• TO DO:
Extract every line from the records below that contains the word "System".

• SUPPLIED ENTRIES:

--------------------------------------------------

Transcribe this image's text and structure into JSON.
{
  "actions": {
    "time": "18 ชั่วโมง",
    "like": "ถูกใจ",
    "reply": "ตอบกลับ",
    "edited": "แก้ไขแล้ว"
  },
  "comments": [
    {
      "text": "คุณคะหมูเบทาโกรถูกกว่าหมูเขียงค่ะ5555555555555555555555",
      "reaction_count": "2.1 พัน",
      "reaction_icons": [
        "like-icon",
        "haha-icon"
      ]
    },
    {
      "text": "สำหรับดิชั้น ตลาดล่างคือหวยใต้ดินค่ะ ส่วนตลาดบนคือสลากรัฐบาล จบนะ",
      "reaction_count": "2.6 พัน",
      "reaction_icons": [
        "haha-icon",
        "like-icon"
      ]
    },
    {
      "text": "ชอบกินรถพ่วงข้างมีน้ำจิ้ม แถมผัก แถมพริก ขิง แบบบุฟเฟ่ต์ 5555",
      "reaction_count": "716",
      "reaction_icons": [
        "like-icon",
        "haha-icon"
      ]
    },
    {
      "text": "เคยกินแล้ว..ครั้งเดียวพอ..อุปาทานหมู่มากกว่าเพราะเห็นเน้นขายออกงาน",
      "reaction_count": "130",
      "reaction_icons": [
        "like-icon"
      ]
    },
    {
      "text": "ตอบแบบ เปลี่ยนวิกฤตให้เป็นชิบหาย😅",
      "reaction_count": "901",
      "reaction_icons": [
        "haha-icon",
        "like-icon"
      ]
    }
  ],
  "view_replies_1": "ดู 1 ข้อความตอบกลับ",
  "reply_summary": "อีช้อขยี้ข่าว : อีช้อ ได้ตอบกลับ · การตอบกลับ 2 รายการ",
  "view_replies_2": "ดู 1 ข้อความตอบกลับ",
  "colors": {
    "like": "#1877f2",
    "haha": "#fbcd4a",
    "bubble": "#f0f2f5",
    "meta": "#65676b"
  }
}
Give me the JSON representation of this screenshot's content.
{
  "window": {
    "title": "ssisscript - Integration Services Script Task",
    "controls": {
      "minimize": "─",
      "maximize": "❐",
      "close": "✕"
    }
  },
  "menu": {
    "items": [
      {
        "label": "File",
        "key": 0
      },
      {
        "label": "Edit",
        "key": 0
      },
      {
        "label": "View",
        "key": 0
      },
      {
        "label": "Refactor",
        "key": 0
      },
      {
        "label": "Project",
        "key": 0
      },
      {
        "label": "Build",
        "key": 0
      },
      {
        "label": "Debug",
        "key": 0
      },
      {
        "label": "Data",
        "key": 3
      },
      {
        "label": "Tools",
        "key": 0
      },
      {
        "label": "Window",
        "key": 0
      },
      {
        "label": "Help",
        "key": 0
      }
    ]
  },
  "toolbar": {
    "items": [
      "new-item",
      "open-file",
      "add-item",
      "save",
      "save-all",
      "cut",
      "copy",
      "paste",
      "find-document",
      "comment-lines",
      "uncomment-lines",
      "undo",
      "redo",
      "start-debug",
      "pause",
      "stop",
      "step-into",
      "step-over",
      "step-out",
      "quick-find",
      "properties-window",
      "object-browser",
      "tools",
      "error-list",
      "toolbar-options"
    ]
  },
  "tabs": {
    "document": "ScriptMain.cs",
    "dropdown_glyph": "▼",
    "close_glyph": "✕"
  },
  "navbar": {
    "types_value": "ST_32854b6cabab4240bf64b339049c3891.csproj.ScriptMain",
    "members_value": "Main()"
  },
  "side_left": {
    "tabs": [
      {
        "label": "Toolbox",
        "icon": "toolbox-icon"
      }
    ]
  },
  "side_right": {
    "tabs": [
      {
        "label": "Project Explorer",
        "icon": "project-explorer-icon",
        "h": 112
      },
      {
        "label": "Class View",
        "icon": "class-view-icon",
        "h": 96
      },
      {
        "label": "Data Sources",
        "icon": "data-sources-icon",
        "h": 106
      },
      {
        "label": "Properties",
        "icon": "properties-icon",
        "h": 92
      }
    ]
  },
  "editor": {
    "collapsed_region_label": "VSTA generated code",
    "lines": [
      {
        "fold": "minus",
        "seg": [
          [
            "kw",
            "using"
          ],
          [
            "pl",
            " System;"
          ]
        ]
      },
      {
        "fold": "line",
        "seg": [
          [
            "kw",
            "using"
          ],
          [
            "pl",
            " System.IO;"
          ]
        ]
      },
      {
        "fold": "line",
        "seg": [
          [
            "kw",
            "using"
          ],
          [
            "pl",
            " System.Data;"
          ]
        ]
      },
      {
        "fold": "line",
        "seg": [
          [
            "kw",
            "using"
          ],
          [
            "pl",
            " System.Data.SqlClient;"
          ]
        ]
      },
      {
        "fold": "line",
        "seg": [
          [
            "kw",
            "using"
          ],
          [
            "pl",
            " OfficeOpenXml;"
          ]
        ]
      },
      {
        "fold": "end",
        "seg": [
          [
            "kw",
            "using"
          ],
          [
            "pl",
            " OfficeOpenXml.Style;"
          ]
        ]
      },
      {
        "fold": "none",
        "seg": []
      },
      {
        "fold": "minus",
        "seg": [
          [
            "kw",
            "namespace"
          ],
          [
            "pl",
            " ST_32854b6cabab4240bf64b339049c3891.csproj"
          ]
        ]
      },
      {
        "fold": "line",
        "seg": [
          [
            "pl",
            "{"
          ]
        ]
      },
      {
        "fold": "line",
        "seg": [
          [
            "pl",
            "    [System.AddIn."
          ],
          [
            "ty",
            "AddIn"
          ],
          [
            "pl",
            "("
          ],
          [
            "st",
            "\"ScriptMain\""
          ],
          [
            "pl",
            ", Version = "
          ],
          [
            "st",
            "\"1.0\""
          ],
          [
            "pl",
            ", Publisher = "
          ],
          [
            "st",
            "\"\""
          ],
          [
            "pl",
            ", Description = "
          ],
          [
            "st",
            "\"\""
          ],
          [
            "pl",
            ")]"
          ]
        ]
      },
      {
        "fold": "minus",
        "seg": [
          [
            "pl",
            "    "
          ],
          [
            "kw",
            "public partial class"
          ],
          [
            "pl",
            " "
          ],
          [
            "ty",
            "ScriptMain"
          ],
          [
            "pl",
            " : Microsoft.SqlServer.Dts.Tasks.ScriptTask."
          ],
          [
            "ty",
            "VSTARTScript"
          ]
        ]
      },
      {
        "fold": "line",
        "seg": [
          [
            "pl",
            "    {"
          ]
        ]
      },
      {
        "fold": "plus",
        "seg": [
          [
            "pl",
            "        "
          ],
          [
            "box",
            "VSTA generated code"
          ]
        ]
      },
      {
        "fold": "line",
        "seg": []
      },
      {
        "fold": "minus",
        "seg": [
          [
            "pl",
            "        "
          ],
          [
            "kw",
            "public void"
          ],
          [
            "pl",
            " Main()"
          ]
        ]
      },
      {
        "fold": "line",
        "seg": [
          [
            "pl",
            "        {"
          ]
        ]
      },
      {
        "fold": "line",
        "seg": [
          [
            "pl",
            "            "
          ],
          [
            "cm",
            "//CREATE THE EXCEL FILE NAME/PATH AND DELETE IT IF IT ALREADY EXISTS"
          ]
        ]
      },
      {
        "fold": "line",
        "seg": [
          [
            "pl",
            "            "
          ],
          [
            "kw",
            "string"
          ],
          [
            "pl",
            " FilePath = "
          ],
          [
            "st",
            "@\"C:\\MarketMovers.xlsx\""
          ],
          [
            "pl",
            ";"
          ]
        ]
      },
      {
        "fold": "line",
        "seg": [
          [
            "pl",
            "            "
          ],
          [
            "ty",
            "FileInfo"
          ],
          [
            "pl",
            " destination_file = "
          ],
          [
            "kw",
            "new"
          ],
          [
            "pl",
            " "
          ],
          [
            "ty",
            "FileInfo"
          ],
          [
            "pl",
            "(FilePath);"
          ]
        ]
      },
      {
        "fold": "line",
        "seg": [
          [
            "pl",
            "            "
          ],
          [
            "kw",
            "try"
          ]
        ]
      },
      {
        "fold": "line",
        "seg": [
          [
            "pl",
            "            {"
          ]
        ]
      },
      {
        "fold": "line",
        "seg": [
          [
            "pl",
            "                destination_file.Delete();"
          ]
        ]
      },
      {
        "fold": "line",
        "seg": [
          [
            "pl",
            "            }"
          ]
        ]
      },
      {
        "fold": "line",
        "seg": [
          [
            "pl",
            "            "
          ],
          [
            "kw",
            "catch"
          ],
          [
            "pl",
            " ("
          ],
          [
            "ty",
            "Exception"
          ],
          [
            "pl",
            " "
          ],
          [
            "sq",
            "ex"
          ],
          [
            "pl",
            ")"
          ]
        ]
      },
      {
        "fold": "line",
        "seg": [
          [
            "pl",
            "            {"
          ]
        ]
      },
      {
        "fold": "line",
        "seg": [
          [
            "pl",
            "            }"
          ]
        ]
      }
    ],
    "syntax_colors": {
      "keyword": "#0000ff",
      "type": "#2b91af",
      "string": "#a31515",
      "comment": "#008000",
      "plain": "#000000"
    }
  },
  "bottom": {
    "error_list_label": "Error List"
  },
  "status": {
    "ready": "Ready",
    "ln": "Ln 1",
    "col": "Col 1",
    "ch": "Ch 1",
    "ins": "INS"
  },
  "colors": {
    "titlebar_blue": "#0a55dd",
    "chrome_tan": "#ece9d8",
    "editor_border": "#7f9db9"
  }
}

--------------------------------------------------

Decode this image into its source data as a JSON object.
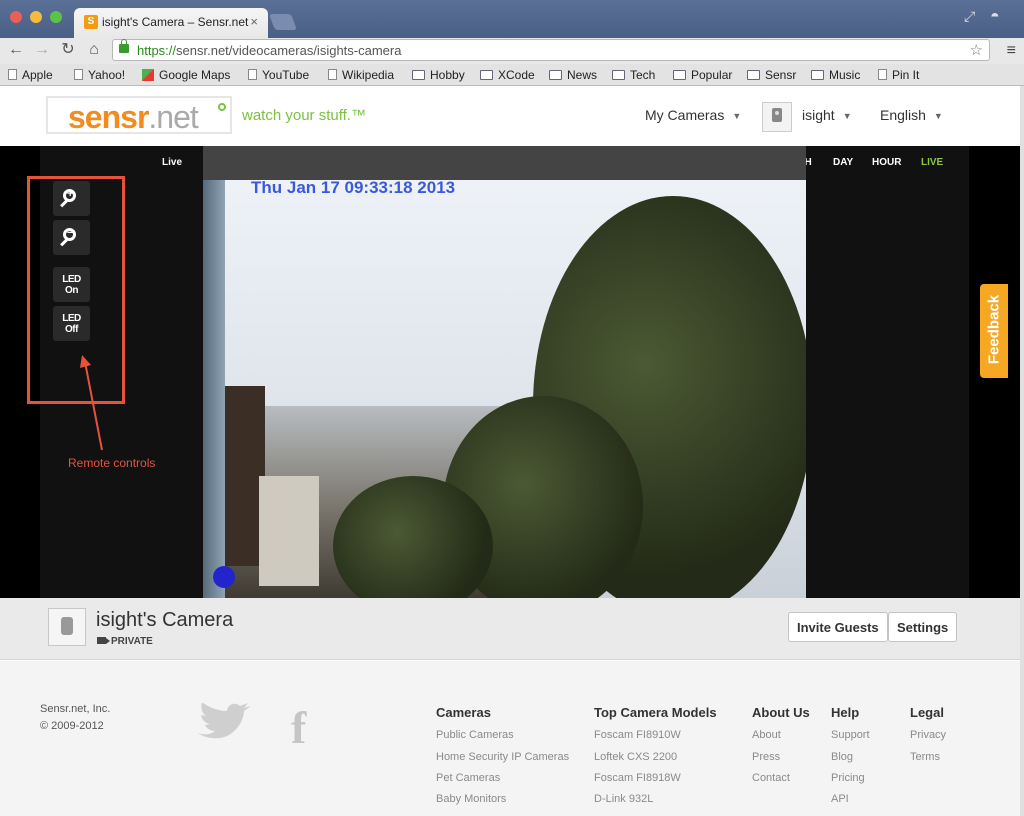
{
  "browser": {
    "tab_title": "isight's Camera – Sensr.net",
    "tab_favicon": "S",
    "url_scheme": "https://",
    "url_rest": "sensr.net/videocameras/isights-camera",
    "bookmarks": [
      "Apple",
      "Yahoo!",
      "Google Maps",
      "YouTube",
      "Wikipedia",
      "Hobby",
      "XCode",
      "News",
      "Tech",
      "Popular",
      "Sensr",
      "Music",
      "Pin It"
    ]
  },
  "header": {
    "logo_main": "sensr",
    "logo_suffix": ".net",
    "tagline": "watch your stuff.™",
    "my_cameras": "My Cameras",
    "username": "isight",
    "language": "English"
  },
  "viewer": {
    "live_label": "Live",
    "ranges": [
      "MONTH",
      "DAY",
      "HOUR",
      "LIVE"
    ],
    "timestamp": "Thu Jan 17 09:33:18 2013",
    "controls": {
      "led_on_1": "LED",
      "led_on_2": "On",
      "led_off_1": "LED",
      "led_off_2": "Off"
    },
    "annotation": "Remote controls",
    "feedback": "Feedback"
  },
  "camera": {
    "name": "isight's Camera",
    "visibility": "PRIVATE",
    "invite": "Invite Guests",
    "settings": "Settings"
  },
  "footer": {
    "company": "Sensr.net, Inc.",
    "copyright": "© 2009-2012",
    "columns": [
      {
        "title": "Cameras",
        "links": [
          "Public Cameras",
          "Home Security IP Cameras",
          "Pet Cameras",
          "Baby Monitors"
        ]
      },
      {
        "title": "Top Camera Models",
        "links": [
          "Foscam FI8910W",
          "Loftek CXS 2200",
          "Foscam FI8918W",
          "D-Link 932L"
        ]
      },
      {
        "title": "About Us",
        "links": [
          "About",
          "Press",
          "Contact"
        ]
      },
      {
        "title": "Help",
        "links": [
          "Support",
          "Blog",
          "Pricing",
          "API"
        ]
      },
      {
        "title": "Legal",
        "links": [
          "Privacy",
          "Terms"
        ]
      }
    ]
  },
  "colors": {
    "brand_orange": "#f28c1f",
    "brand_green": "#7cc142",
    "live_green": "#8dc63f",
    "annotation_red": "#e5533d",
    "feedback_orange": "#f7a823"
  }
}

--------------------------------------------------

• TASK OUTPUT:
            " System;"
            " System.IO;"
            " System.Data;"
            " System.Data.SqlClient;"
            "    [System.AddIn."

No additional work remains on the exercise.